Set task >> Filter the entries below, keeping only lines with the word "type".

━━━

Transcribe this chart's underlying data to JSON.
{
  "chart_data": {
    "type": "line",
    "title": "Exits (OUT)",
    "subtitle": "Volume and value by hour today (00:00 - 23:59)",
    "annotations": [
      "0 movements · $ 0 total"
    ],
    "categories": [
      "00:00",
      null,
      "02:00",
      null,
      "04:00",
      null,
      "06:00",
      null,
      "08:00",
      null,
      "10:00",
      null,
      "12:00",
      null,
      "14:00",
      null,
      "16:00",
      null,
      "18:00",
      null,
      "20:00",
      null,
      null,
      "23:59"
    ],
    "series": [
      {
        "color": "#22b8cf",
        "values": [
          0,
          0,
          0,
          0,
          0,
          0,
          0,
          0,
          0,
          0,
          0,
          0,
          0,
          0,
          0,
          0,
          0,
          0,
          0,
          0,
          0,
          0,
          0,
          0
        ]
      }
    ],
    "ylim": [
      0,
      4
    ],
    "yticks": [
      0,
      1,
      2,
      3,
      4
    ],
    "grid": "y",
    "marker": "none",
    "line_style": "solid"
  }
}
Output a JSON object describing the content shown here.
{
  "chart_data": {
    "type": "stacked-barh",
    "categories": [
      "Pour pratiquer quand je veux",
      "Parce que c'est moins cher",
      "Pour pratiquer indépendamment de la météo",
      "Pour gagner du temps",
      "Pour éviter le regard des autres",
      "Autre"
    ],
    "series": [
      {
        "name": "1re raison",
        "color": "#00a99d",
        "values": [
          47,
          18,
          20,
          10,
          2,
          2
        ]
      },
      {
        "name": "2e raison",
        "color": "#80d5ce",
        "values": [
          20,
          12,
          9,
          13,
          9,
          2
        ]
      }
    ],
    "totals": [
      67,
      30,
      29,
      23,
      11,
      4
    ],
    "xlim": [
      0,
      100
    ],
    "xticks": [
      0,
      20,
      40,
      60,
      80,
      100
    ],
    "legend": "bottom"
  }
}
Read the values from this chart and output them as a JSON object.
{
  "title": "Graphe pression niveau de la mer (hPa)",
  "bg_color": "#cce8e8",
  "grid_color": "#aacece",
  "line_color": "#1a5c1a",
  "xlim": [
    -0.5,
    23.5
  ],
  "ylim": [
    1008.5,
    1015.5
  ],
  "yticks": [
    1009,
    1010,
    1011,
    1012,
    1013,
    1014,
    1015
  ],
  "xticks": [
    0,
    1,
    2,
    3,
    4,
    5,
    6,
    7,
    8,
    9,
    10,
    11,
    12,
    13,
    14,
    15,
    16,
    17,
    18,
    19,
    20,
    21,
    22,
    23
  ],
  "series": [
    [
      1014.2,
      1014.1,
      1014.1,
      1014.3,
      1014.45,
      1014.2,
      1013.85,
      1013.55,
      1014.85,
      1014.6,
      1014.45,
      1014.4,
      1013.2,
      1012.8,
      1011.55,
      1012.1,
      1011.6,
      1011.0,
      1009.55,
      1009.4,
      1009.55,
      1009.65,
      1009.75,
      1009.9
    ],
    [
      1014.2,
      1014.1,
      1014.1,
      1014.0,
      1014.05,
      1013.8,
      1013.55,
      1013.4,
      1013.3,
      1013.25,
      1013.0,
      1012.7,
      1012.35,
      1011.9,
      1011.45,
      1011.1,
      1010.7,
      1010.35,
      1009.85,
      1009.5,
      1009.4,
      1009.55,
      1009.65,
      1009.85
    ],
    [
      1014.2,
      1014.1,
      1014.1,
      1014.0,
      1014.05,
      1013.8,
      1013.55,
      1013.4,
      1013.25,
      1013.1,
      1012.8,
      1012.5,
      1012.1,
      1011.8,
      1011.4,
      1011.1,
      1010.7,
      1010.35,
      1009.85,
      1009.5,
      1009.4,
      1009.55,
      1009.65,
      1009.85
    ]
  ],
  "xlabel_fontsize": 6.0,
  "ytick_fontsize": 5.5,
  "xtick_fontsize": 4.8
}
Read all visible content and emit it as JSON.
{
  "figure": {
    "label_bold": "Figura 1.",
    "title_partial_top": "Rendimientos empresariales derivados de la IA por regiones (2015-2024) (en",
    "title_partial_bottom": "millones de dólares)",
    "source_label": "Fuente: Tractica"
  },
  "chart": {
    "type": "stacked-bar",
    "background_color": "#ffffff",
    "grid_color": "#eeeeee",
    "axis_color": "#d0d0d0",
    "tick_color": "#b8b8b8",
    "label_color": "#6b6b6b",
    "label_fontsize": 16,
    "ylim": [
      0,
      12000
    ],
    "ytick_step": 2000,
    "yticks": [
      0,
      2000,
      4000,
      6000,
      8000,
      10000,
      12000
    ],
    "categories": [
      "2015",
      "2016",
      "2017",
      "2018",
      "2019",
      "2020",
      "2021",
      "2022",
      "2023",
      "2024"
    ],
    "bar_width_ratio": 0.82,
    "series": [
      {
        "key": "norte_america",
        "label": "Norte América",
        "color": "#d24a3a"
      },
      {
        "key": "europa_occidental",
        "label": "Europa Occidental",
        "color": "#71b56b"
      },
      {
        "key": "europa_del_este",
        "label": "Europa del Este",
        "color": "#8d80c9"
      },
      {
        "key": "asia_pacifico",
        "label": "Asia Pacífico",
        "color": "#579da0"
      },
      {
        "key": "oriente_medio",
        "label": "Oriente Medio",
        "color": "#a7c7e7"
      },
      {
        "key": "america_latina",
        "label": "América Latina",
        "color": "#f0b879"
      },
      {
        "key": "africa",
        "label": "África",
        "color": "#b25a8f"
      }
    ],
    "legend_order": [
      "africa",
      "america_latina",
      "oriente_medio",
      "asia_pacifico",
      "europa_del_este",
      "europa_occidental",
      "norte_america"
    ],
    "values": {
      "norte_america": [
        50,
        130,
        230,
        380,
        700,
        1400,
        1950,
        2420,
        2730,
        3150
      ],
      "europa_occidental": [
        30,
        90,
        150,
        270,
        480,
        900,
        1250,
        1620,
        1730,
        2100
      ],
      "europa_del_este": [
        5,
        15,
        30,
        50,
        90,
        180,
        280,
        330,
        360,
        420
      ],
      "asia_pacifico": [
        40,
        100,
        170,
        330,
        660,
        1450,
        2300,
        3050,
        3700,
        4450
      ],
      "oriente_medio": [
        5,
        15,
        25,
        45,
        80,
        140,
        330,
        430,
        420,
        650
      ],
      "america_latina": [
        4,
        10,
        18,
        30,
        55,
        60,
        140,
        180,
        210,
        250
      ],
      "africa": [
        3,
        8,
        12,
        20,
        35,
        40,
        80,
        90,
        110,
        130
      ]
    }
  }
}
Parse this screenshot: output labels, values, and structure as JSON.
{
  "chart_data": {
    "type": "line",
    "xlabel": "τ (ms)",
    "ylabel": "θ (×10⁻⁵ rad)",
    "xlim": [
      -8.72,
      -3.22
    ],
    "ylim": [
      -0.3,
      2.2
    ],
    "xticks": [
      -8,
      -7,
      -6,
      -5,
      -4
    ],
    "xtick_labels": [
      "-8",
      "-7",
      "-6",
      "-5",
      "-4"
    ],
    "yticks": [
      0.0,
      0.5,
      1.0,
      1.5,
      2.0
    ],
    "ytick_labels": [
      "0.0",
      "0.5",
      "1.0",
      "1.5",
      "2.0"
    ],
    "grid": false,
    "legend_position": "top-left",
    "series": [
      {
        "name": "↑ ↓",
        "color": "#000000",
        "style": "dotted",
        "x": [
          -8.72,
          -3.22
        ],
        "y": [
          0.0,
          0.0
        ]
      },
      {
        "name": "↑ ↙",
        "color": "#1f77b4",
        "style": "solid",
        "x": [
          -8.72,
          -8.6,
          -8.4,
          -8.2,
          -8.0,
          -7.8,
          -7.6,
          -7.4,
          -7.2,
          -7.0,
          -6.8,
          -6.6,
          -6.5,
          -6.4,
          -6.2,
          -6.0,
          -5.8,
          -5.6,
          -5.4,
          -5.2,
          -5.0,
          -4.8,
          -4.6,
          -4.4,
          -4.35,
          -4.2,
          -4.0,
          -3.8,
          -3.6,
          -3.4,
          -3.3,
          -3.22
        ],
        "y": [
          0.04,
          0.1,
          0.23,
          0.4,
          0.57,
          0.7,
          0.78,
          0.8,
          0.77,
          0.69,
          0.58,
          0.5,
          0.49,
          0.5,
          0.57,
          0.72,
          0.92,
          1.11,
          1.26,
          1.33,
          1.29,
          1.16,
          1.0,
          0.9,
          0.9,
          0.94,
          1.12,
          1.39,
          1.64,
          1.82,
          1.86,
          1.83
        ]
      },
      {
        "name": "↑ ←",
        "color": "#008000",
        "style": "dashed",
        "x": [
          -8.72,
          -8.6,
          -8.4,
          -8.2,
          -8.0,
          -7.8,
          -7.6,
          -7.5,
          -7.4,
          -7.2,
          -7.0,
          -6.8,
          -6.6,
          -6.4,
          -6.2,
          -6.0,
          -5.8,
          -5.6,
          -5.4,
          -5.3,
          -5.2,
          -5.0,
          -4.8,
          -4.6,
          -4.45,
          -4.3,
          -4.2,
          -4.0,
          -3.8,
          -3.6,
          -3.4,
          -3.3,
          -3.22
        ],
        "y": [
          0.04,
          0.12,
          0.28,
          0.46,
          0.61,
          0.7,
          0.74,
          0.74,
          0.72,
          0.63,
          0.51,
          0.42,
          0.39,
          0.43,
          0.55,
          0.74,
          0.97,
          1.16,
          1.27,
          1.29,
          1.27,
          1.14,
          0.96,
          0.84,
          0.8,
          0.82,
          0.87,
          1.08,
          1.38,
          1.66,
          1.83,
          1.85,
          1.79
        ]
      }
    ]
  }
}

━━━

Result for this exercise >>
    "type": "line",
    "type": "stacked-barh",
    "type": "stacked-bar",
    "type": "line",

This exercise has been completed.